_Text excerpt_
★ ★ ★ ★ ★

If you thought that upward pressure had already been terrible (it was), you might want to plan for the idea that it could get worse (it has).

This is according to the IHS Markit PEG Engineering and Construction Cost Index.

The ECCI “is a diffusion index based on data independently obtained and compiled by IHS Markit from procurement executives from leading engineering, procurement, and construction firms.” The executives come from the Procurement Executives Group, a professional association of people in engineering and construction procurement.

Costs rose for the seventeenth consecutive month in March, according to the groups, and the headline cost increased from February’s  75.3 to 85.5 in March, the highest level in the ten-year history of the index. Materials and equipment went from 75.6 to 88.2, while subcontractor labor increased from 74.5 to 79.3.

Expected pricing in six months was also up for both headline and materials and equipment. Subcontractor labor, on the other hand, fell from 88.8 in February to 79.1, suggesting an expectation of lower prices toward late third quarter.

All rising rates of change have been accelerating.

Rising for the nineteenth straight month were shipping costs. Whether from Asia or Europe, the index hit 90. Many metal prices were up, with structural steel from 70.8 in February to 79.2 in March. Carbon steel pipe hit 87.5, while transformers and electrical equipment were 100. Copper-based wire and cable went from 79.2 to 95.5. The Russian invasion of Ukraine seems a likely factor, as the massive destruction will require large supplies of materials to eventually rebuild.

Indexes aren’t the same as specific prices. The latest futures price for lumber, according to Nasdaq, is just over $1,000, for example. That’s down from vertiginous highs in August 2021, but still high.

These continuing trends are likely to prove painful. New construction costs are rising faster than developers and builders have any hope of prescience. Increased costs mean higher replacement and maintenance costs, potentially compressing cap rates even more than has been the case and driving rents up higher as a result at a time when inflation is already a problem for commercial and consumer tenants.

★ ★ ★ ★ ★

_Work to do_
1: In the cost-index text, from "Indexes aren’t the" to "and consumer tenants.", substitute "plywood" for "lumber" and give that passage again.
2: Rewrite the listing, from its first line through the line with "empty-slot bbox=[431, 725, 627, 792]", as a Markdown table with the columns Row and Line, and skip blank lines.

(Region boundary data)
★ ★ ★ ★ ★

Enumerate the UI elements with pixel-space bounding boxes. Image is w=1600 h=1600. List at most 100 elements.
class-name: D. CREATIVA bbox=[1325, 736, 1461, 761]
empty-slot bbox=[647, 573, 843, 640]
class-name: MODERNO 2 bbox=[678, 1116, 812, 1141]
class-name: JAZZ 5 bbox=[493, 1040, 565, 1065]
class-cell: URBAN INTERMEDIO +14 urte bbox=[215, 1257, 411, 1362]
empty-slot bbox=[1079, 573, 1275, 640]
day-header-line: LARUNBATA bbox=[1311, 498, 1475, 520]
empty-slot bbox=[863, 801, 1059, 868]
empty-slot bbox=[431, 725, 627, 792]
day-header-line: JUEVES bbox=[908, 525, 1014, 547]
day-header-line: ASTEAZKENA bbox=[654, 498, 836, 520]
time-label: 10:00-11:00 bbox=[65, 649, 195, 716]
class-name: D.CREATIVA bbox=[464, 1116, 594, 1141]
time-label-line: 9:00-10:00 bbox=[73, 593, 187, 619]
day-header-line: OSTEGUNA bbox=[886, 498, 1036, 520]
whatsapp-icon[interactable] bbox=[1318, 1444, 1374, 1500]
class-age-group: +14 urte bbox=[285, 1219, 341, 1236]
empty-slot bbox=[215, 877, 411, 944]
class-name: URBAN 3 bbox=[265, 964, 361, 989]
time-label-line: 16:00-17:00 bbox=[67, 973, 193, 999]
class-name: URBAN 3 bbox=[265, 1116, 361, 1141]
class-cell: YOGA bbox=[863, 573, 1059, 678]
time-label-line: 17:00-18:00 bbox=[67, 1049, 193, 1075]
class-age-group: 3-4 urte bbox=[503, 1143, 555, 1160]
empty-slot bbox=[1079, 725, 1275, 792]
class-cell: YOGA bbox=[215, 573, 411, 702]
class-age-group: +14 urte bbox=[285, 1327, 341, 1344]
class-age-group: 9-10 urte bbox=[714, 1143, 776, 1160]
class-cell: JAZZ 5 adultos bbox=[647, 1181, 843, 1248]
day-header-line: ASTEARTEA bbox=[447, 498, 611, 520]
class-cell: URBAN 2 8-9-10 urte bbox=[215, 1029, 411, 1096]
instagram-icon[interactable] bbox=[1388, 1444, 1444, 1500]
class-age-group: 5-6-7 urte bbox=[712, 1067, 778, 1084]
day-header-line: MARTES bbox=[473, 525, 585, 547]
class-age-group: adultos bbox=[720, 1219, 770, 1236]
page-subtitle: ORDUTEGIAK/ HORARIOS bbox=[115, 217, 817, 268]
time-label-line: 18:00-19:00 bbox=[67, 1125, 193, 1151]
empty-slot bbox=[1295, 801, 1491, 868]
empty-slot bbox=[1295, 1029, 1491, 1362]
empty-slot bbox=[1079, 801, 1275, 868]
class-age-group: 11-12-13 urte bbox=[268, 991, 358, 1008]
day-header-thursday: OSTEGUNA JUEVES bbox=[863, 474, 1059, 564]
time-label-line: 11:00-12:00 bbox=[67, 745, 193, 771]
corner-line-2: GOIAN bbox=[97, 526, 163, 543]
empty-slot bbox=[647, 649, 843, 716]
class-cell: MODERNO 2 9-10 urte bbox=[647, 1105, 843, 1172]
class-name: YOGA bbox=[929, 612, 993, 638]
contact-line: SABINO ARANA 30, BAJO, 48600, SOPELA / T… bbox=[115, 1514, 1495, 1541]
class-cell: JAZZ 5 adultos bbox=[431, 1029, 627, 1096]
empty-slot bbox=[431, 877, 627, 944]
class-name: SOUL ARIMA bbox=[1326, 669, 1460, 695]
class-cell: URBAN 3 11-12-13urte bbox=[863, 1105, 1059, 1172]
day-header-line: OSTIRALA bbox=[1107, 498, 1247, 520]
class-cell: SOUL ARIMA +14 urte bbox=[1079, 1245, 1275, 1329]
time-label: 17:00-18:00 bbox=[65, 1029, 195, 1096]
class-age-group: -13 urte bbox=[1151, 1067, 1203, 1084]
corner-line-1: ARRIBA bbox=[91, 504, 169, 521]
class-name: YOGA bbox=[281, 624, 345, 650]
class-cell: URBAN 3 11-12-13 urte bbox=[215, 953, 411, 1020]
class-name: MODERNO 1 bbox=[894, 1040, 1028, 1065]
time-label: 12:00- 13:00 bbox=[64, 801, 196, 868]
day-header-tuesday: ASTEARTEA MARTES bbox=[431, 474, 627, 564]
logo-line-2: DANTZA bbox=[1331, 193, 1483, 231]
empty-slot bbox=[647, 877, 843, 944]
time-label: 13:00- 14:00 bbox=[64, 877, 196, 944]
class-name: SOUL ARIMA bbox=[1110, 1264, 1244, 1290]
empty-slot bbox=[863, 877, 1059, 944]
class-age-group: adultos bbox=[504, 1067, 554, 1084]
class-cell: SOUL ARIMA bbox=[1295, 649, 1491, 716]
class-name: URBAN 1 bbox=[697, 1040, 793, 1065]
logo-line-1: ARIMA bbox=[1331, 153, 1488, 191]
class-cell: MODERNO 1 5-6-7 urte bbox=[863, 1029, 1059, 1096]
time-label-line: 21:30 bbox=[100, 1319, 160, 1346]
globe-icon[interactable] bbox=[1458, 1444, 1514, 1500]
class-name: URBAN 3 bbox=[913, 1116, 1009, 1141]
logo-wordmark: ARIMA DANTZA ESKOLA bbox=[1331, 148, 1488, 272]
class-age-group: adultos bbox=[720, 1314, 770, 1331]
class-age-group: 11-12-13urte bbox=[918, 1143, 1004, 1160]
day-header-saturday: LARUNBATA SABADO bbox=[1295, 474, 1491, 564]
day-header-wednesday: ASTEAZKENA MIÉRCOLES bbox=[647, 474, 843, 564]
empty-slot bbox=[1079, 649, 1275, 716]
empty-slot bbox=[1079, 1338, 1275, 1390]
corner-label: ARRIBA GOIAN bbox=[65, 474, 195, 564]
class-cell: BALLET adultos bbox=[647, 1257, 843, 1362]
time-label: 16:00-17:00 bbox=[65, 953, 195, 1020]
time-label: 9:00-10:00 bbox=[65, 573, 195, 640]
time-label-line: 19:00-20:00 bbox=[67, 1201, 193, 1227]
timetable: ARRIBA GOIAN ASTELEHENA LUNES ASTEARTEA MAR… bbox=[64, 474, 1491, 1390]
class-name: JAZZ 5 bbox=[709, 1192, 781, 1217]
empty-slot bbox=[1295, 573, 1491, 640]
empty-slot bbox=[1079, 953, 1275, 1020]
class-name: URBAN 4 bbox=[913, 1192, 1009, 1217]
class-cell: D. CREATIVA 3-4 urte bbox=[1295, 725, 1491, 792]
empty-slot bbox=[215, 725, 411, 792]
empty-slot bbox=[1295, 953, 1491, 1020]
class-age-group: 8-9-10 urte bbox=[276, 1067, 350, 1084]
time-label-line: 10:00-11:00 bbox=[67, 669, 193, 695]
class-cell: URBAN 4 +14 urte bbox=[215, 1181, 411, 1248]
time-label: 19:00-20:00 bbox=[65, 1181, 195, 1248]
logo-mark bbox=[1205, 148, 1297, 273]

★ ★ ★ ★ ★

_Expected responses_
1:
Indexes aren’t the same as specific prices. The latest futures price for plywood, according to Nasdaq, is just over $1,000, for example. That’s down from vertiginous highs in August 2021, but still high.

These continuing trends are likely to prove painful. New construction costs are rising faster than developers and builders have any hope of prescience. Increased costs mean higher replacement and maintenance costs, potentially compressing cap rates even more than has been the case and driving rents up higher as a result at a time when inflation is already a problem for commercial and consumer tenants.

2:
| Row | Line |
|---|---|
| 1 | Enumerate the UI elements with pixel-space bounding boxes. Image is w=1600 h=1600. List at most 100 elements. |
| 2 | class-name: D. CREATIVA bbox=[1325, 736, 1461, 761] |
| 3 | empty-slot bbox=[647, 573, 843, 640] |
| 4 | class-name: MODERNO 2 bbox=[678, 1116, 812, 1141] |
| 5 | class-name: JAZZ 5 bbox=[493, 1040, 565, 1065] |
| 6 | class-cell: URBAN INTERMEDIO +14 urte bbox=[215, 1257, 411, 1362] |
| 7 | empty-slot bbox=[1079, 573, 1275, 640] |
| 8 | day-header-line: LARUNBATA bbox=[1311, 498, 1475, 520] |
| 9 | empty-slot bbox=[863, 801, 1059, 868] |
| 10 | empty-slot bbox=[431, 725, 627, 792] |